■ PROMPT
Check every line of the material below for "работы". Give the number of lines that have it, and only that.

--- --- ---

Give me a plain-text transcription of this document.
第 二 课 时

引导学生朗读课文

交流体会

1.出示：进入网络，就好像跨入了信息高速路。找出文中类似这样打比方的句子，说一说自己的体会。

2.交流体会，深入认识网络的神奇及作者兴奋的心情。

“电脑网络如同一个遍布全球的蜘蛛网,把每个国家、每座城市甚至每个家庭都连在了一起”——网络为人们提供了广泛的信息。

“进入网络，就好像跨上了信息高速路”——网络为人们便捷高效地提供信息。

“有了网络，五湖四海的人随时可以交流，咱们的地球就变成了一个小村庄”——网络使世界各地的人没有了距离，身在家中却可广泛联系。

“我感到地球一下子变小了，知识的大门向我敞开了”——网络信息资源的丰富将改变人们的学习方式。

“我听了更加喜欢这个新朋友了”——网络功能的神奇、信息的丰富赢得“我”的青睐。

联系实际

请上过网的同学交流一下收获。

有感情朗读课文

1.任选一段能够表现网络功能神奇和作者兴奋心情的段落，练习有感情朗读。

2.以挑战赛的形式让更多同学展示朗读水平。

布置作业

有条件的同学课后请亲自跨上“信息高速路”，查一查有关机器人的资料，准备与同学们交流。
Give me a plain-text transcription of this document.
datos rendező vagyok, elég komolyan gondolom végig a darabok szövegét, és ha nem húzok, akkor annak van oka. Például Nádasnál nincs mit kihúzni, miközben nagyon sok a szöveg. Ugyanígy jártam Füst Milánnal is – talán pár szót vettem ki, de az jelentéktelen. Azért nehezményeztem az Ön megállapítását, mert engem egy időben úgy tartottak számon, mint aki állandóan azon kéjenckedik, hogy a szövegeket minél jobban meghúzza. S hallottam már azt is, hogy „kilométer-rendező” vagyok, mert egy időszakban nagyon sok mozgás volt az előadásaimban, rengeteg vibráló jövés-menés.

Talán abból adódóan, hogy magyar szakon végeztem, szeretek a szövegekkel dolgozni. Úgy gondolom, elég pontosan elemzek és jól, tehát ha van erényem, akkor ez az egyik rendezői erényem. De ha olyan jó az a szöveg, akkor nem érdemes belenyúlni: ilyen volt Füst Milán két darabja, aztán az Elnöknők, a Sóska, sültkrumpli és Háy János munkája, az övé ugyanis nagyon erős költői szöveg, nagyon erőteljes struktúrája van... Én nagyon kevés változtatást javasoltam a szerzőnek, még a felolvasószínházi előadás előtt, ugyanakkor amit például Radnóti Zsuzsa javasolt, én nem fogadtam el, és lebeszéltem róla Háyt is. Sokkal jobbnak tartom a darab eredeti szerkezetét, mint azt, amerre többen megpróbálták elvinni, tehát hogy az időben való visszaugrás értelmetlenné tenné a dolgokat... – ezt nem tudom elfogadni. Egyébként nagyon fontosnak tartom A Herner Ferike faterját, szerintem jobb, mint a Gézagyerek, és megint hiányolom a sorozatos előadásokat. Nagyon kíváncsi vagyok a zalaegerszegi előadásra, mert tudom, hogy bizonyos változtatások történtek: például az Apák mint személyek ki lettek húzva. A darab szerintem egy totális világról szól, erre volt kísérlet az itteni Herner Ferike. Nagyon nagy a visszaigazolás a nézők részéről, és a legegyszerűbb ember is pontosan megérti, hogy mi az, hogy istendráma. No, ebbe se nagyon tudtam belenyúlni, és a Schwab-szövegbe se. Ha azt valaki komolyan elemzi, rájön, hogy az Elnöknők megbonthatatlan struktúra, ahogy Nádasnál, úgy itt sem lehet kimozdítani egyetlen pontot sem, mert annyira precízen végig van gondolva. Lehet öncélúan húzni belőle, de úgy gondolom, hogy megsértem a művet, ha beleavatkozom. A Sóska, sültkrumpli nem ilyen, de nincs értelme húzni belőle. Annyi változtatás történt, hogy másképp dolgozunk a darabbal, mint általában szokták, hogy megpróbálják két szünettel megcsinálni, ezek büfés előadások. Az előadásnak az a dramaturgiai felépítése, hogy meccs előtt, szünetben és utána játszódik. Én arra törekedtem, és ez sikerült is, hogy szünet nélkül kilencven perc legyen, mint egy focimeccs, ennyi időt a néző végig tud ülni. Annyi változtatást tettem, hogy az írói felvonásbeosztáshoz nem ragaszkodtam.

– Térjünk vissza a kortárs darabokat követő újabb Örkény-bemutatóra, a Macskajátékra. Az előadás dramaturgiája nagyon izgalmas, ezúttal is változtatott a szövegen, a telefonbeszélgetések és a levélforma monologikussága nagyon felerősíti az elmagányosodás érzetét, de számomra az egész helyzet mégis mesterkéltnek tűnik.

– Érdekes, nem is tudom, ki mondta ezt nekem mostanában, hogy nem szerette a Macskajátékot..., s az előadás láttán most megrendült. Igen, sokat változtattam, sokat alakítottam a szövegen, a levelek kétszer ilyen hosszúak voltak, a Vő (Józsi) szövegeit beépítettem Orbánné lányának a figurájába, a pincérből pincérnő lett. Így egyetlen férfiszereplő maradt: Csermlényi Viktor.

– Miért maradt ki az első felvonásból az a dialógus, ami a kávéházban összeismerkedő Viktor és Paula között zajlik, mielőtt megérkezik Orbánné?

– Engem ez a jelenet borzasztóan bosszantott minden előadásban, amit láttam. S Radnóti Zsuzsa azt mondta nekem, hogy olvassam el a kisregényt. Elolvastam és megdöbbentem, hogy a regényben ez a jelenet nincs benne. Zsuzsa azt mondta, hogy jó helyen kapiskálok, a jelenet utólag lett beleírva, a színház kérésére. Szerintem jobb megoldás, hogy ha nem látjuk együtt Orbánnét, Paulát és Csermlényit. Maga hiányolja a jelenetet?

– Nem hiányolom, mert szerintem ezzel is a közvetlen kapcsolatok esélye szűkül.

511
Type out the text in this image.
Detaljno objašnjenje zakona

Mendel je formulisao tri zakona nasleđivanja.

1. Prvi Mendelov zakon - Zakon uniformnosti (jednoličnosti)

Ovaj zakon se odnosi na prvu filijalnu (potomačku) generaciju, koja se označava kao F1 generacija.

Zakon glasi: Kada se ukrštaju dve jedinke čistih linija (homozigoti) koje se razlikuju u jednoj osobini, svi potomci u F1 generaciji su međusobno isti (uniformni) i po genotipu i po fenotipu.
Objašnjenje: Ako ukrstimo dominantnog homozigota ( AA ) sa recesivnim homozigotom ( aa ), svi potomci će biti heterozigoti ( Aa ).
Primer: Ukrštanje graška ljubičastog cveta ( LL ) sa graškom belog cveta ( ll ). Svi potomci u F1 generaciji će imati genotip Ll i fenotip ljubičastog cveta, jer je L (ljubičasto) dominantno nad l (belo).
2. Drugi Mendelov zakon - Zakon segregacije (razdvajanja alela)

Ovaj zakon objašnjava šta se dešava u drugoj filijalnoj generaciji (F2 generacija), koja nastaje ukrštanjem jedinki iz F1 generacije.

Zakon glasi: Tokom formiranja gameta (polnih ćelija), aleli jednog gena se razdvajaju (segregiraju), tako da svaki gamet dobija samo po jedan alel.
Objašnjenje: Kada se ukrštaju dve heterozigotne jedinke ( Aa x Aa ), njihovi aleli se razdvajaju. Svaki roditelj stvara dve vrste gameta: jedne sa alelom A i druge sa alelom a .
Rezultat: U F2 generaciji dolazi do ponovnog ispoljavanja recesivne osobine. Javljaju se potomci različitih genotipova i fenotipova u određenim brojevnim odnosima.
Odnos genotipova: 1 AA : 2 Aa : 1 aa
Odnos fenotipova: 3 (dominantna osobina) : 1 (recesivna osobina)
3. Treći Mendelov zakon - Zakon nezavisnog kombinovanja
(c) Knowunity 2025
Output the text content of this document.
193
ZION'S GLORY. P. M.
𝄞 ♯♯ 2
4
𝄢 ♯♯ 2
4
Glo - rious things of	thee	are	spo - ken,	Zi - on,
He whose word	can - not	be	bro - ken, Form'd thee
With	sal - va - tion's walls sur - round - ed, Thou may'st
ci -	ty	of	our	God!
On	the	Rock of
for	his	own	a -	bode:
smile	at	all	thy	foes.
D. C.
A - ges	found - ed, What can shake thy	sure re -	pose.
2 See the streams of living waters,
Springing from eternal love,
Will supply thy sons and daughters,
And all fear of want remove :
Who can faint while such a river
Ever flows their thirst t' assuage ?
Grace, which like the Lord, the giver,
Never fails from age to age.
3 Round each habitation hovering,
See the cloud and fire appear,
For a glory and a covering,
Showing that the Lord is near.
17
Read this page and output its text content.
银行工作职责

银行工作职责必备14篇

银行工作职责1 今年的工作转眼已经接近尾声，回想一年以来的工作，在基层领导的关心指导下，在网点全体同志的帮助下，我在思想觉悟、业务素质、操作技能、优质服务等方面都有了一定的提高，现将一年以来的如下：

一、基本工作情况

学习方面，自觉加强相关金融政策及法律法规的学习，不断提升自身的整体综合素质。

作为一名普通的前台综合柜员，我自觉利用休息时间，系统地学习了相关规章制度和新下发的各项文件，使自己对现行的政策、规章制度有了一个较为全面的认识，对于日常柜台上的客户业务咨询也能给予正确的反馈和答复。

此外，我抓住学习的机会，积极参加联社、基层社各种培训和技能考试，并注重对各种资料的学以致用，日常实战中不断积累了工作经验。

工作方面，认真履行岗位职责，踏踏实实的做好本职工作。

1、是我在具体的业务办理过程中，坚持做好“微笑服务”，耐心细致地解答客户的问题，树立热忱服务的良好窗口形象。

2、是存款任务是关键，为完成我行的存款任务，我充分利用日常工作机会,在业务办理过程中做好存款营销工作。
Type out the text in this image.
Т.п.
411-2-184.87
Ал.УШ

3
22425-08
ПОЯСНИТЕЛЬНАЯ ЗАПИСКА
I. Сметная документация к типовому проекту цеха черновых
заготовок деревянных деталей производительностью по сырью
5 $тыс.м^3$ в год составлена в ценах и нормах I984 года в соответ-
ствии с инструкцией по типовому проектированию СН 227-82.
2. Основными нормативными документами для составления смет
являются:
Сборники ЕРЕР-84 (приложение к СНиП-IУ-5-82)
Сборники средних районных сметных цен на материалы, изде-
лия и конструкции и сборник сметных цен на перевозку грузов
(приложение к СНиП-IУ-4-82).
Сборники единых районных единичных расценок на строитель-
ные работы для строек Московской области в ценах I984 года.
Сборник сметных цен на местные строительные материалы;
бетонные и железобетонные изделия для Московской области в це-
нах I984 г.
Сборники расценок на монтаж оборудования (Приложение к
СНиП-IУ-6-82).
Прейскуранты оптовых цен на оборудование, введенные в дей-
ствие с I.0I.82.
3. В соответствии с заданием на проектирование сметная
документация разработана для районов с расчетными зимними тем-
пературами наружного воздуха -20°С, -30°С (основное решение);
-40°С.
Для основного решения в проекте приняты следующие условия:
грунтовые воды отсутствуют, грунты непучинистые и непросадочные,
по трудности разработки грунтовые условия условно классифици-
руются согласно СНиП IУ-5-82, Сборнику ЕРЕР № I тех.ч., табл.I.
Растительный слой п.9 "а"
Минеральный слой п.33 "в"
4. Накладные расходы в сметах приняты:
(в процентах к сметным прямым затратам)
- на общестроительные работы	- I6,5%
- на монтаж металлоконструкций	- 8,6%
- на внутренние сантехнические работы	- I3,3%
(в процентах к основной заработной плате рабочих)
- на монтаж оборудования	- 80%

--- --- ---

■ SOLUTION TO THIS TASK
3